> [REQUIREMENT]:
Write out all the lines again, precisely as they stand, but without the images.
-- start STORED RECORDS --
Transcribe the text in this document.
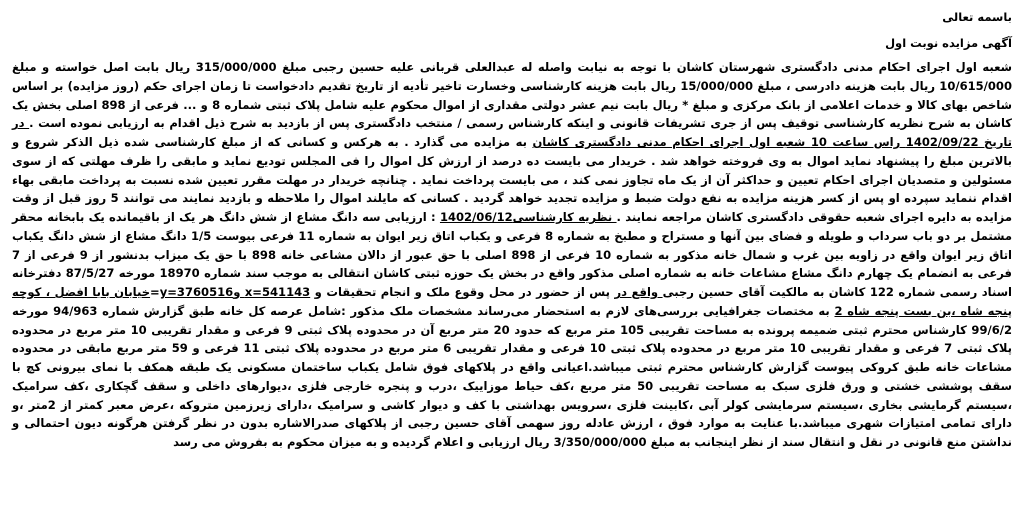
باسمه تعالی

آگهی مزایده نوبت اول

شعبه اول اجرای احکام مدنی دادگستری شهرستان کاشان با توجه به نیابت واصله له عبدالعلی قربانی علیه حسین رجبی مبلغ 315/000/000 ریال بابت اصل خواسته و مبلغ 10/615/000 ریال بابت هزینه دادرسی ، مبلغ 15/000/000 ریال بابت هزینه کارشناسی وخسارت تاخیر تأدیه از تاریخ تقدیم دادخواست تا زمان اجرای حکم (روز مزایده) بر اساس شاخص بهای کالا و خدمات اعلامی از بانک مرکزی و مبلغ * ریال بابت نیم عشر دولتی مقداری از اموال محکوم علیه شامل پلاک ثبتی شماره 8 و ... فرعی از 898 اصلی بخش یک کاشان به شرح نظریه کارشناسی توقیف پس از جری تشریفات قانونی و اینکه کارشناس رسمی / منتخب دادگستری پس از بازدید به شرح ذیل اقدام به ارزیابی نموده است . در تاریخ 1402/09/22 راس ساعت 10 شعبه اول اجرای احکام مدنی دادگستری کاشان به مزایده می گذارد . به هرکس و کسانی که از مبلغ کارشناسی شده ذیل الذکر شروع و بالاترین مبلغ را پیشنهاد نماید اموال به وی فروخته خواهد شد . خریدار می بایست ده درصد از ارزش کل اموال را فی المجلس تودیع نماید و مابقی را ظرف مهلتی که از سوی مسئولین و متصدیان اجرای احکام تعیین و حداکثر آن از یک ماه تجاوز نمی کند ، می بایست پرداخت نماید . چنانچه خریدار در مهلت مقرر تعیین شده نسبت به پرداخت مابقی بهاء اقدام ننماید سپرده او پس از کسر هزینه مزایده به نفع دولت ضبط و مزایده تجدید خواهد گردید . کسانی که مایلند اموال را ملاحظه و بازدید نمایند می توانند 5 روز قبل از وقت مزایده به دایره اجرای شعبه حقوقی دادگستری کاشان مراجعه نمایند . نظریه کارشناسی1402/06/12 : ارزیابی سه دانگ مشاع از شش دانگ هر یک از باقیمانده یک بابخانه محقر مشتمل بر دو باب سرداب و طویله و فضای بین آنها و مستراح و مطبخ به شماره 8 فرعی و یکباب اتاق زیر ایوان به شماره 11 فرعی بیوست 1/5 دانگ مشاع از شش دانگ یکباب اتاق زیر ایوان واقع در زاویه بین غرب و شمال خانه مذکور به شماره 10 فرعی از 898 اصلی با حق عبور از دالان مشاعی خانه 898 با حق یک میزاب بدنشور از 9 فرعی از 7 فرعی به انضمام یک چهارم دانگ مشاع مشاعات خانه به شماره اصلی مذکور واقع در بخش یک حوزه ثبتی کاشان انتقالی به موجب سند شماره 18970 مورخه 87/5/27 دفترخانه اسناد رسمی شماره 122 کاشان به مالکیت آقای حسین رجبی واقع در پس از حضور در محل وقوع ملک و انجام تحقیقات و x=541143 وy=3760516=خیابان بابا افضل ، کوچه پنجه شاه ،بن بست پنجه شاه 2 به مختصات جغرافیایی بررسی‌های لازم به استحضار می‌رساند مشخصات ملک مذکور :شامل عرصه کل خانه طبق گزارش شماره 94/963 مورخه 99/6/2 کارشناس محترم ثبتی ضمیمه پرونده به مساحت تقریبی 105 متر مربع که حدود 20 متر مربع آن در محدوده پلاک ثبتی 9 فرعی و مقدار تقریبی 10 متر مربع در محدوده پلاک ثبتی 7 فرعی و مقدار تقریبی 10 متر مربع در محدوده پلاک ثبتی 10 فرعی و مقدار تقریبی 6 متر مربع در محدوده پلاک ثبتی 11 فرعی و 59 متر مربع مابقی در محدوده مشاعات خانه طبق کروکی پیوست گزارش کارشناس محترم ثبتی میباشد.اعیانی واقع در پلاکهای فوق شامل یکباب ساختمان مسکونی یک طبقه همکف با نمای بیرونی کچ با سقف پوششی خشتی و ورق فلزی سبک به مساحت تقریبی 50 متر مربع ،کف حیاط موزاییک ،درب و پنجره خارجی فلزی ،دیوارهای داخلی و سقف گچکاری ،کف سرامیک ،سیستم گرمایشی بخاری ،سیستم سرمایشی کولر آبی ،کابینت فلزی ،سرویس بهداشتی با کف و دیوار کاشی و سرامیک ،دارای زیرزمین متروکه ،عرض معبر کمتر از 2متر ،و دارای تمامی امتیازات شهری میباشد.با عنایت به موارد فوق ، ارزش عادله روز سهمی آقای حسین رجبی از پلاکهای صدرالاشاره بدون در نظر گرفتن هرگونه دیون احتمالی و نداشتن منع قانونی در نقل و انتقال سند از نظر اینجانب به مبلغ 3/350/000/000 ریال ارزیابی و اعلام گردیده و به میزان محکوم به بفروش می رسد
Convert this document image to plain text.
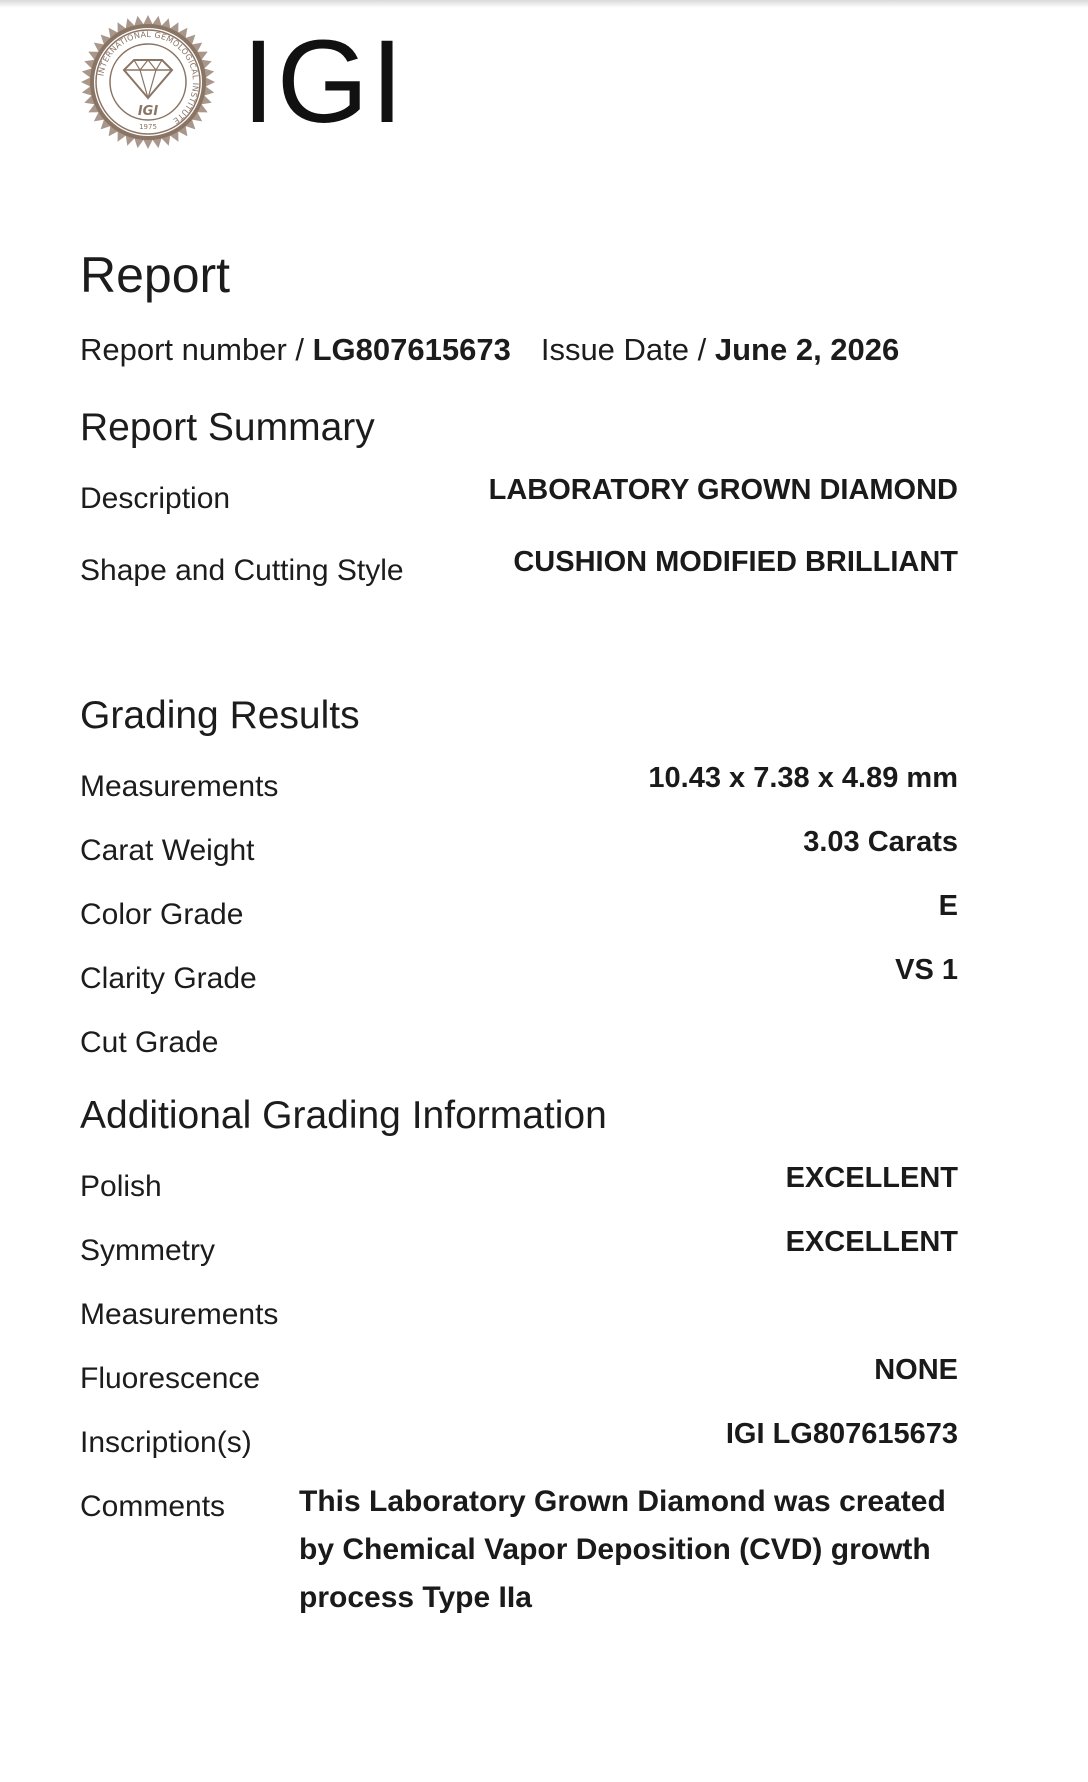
INTERNATIONAL GEMOLOGICAL INSTITUTE
IGI
1975 IGI
Report
Report number / LG807615673 Issue Date / June 2, 2026
Report Summary
Description	LABORATORY GROWN DIAMOND
Shape and Cutting Style	CUSHION MODIFIED BRILLIANT
Grading Results
Measurements	10.43 x 7.38 x 4.89 mm
Carat Weight	3.03 Carats
Color Grade	E
Clarity Grade	VS 1
Cut Grade
Additional Grading Information
Polish	EXCELLENT
Symmetry	EXCELLENT
Measurements
Fluorescence	NONE
Inscription(s)	IGI LG807615673
Comments This Laboratory Grown Diamond was created by Chemical Vapor Deposition (CVD) growth process Type IIa
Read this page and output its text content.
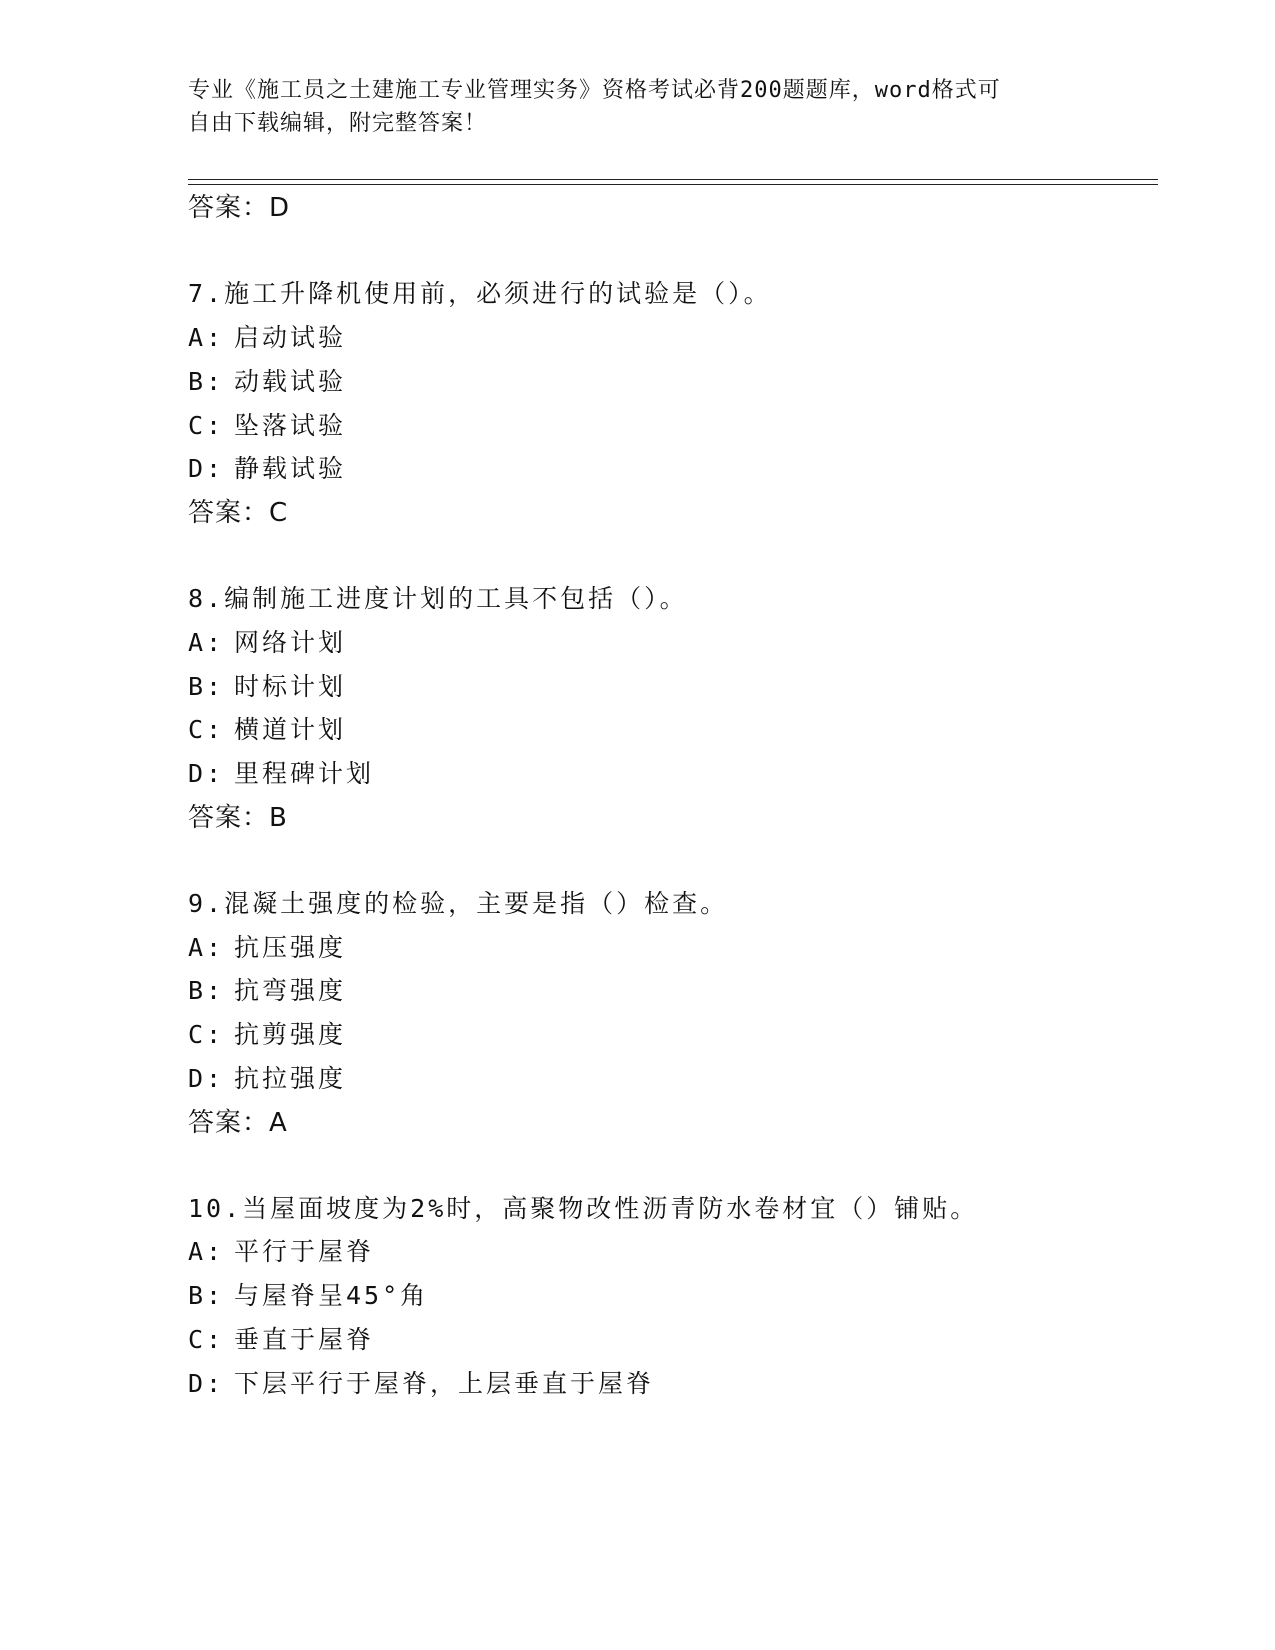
专业《施工员之土建施工专业管理实务》资格考试必背200题题库，word格式可
自由下载编辑，附完整答案！
答案：D
7.施工升降机使用前，必须进行的试验是（）。
A: 启动试验
B: 动载试验
C: 坠落试验
D: 静载试验
答案：C
8.编制施工进度计划的工具不包括（）。
A: 网络计划
B: 时标计划
C: 横道计划
D: 里程碑计划
答案：B
9.混凝土强度的检验，主要是指（）检查。
A: 抗压强度
B: 抗弯强度
C: 抗剪强度
D: 抗拉强度
答案：A
10.当屋面坡度为2%时，高聚物改性沥青防水卷材宜（）铺贴。
A: 平行于屋脊
B: 与屋脊呈45°角
C: 垂直于屋脊
D: 下层平行于屋脊，上层垂直于屋脊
-- end STORED RECORDS --
> [ANSWER FOR THE TASK]:
Transcribe the text in this document.
باسمه تعالی

آگهی مزایده نوبت اول

شعبه اول اجرای احکام مدنی دادگستری شهرستان کاشان با توجه به نیابت واصله له عبدالعلی قربانی علیه حسین رجبی مبلغ 315/000/000 ریال بابت اصل خواسته و مبلغ 10/615/000 ریال بابت هزینه دادرسی ، مبلغ 15/000/000 ریال بابت هزینه کارشناسی وخسارت تاخیر تأدیه از تاریخ تقدیم دادخواست تا زمان اجرای حکم (روز مزایده) بر اساس شاخص بهای کالا و خدمات اعلامی از بانک مرکزی و مبلغ * ریال بابت نیم عشر دولتی مقداری از اموال محکوم علیه شامل پلاک ثبتی شماره 8 و ... فرعی از 898 اصلی بخش یک کاشان به شرح نظریه کارشناسی توقیف پس از جری تشریفات قانونی و اینکه کارشناس رسمی / منتخب دادگستری پس از بازدید به شرح ذیل اقدام به ارزیابی نموده است . در تاریخ 1402/09/22 راس ساعت 10 شعبه اول اجرای احکام مدنی دادگستری کاشان به مزایده می گذارد . به هرکس و کسانی که از مبلغ کارشناسی شده ذیل الذکر شروع و بالاترین مبلغ را پیشنهاد نماید اموال به وی فروخته خواهد شد . خریدار می بایست ده درصد از ارزش کل اموال را فی المجلس تودیع نماید و مابقی را ظرف مهلتی که از سوی مسئولین و متصدیان اجرای احکام تعیین و حداکثر آن از یک ماه تجاوز نمی کند ، می بایست پرداخت نماید . چنانچه خریدار در مهلت مقرر تعیین شده نسبت به پرداخت مابقی بهاء اقدام ننماید سپرده او پس از کسر هزینه مزایده به نفع دولت ضبط و مزایده تجدید خواهد گردید . کسانی که مایلند اموال را ملاحظه و بازدید نمایند می توانند 5 روز قبل از وقت مزایده به دایره اجرای شعبه حقوقی دادگستری کاشان مراجعه نمایند . نظریه کارشناسی1402/06/12 : ارزیابی سه دانگ مشاع از شش دانگ هر یک از باقیمانده یک بابخانه محقر مشتمل بر دو باب سرداب و طویله و فضای بین آنها و مستراح و مطبخ به شماره 8 فرعی و یکباب اتاق زیر ایوان به شماره 11 فرعی بیوست 1/5 دانگ مشاع از شش دانگ یکباب اتاق زیر ایوان واقع در زاویه بین غرب و شمال خانه مذکور به شماره 10 فرعی از 898 اصلی با حق عبور از دالان مشاعی خانه 898 با حق یک میزاب بدنشور از 9 فرعی از 7 فرعی به انضمام یک چهارم دانگ مشاع مشاعات خانه به شماره اصلی مذکور واقع در بخش یک حوزه ثبتی کاشان انتقالی به موجب سند شماره 18970 مورخه 87/5/27 دفترخانه اسناد رسمی شماره 122 کاشان به مالکیت آقای حسین رجبی واقع در پس از حضور در محل وقوع ملک و انجام تحقیقات و x=541143 وy=3760516=خیابان بابا افضل ، کوچه پنجه شاه ،بن بست پنجه شاه 2 به مختصات جغرافیایی بررسی‌های لازم به استحضار می‌رساند مشخصات ملک مذکور :شامل عرصه کل خانه طبق گزارش شماره 94/963 مورخه 99/6/2 کارشناس محترم ثبتی ضمیمه پرونده به مساحت تقریبی 105 متر مربع که حدود 20 متر مربع آن در محدوده پلاک ثبتی 9 فرعی و مقدار تقریبی 10 متر مربع در محدوده پلاک ثبتی 7 فرعی و مقدار تقریبی 10 متر مربع در محدوده پلاک ثبتی 10 فرعی و مقدار تقریبی 6 متر مربع در محدوده پلاک ثبتی 11 فرعی و 59 متر مربع مابقی در محدوده مشاعات خانه طبق کروکی پیوست گزارش کارشناس محترم ثبتی میباشد.اعیانی واقع در پلاکهای فوق شامل یکباب ساختمان مسکونی یک طبقه همکف با نمای بیرونی کچ با سقف پوششی خشتی و ورق فلزی سبک به مساحت تقریبی 50 متر مربع ،کف حیاط موزاییک ،درب و پنجره خارجی فلزی ،دیوارهای داخلی و سقف گچکاری ،کف سرامیک ،سیستم گرمایشی بخاری ،سیستم سرمایشی کولر آبی ،کابینت فلزی ،سرویس بهداشتی با کف و دیوار کاشی و سرامیک ،دارای زیرزمین متروکه ،عرض معبر کمتر از 2متر ،و دارای تمامی امتیازات شهری میباشد.با عنایت به موارد فوق ، ارزش عادله روز سهمی آقای حسین رجبی از پلاکهای صدرالاشاره بدون در نظر گرفتن هرگونه دیون احتمالی و نداشتن منع قانونی در نقل و انتقال سند از نظر اینجانب به مبلغ 3/350/000/000 ریال ارزیابی و اعلام گردیده و به میزان محکوم به بفروش می رسد
Convert this document image to plain text.
INTERNATIONAL GEMOLOGICAL INSTITUTE
IGI
1975 IGI
Report
Report number / LG807615673 Issue Date / June 2, 2026
Report Summary
Description	LABORATORY GROWN DIAMOND
Shape and Cutting Style	CUSHION MODIFIED BRILLIANT
Grading Results
Measurements	10.43 x 7.38 x 4.89 mm
Carat Weight	3.03 Carats
Color Grade	E
Clarity Grade	VS 1
Cut Grade
Additional Grading Information
Polish	EXCELLENT
Symmetry	EXCELLENT
Measurements
Fluorescence	NONE
Inscription(s)	IGI LG807615673
Comments This Laboratory Grown Diamond was created by Chemical Vapor Deposition (CVD) growth process Type IIa
Read this page and output its text content.
专业《施工员之土建施工专业管理实务》资格考试必背200题题库，word格式可
自由下载编辑，附完整答案！
答案：D
7.施工升降机使用前，必须进行的试验是（）。
A: 启动试验
B: 动载试验
C: 坠落试验
D: 静载试验
答案：C
8.编制施工进度计划的工具不包括（）。
A: 网络计划
B: 时标计划
C: 横道计划
D: 里程碑计划
答案：B
9.混凝土强度的检验，主要是指（）检查。
A: 抗压强度
B: 抗弯强度
C: 抗剪强度
D: 抗拉强度
答案：A
10.当屋面坡度为2%时，高聚物改性沥青防水卷材宜（）铺贴。
A: 平行于屋脊
B: 与屋脊呈45°角
C: 垂直于屋脊
D: 下层平行于屋脊，上层垂直于屋脊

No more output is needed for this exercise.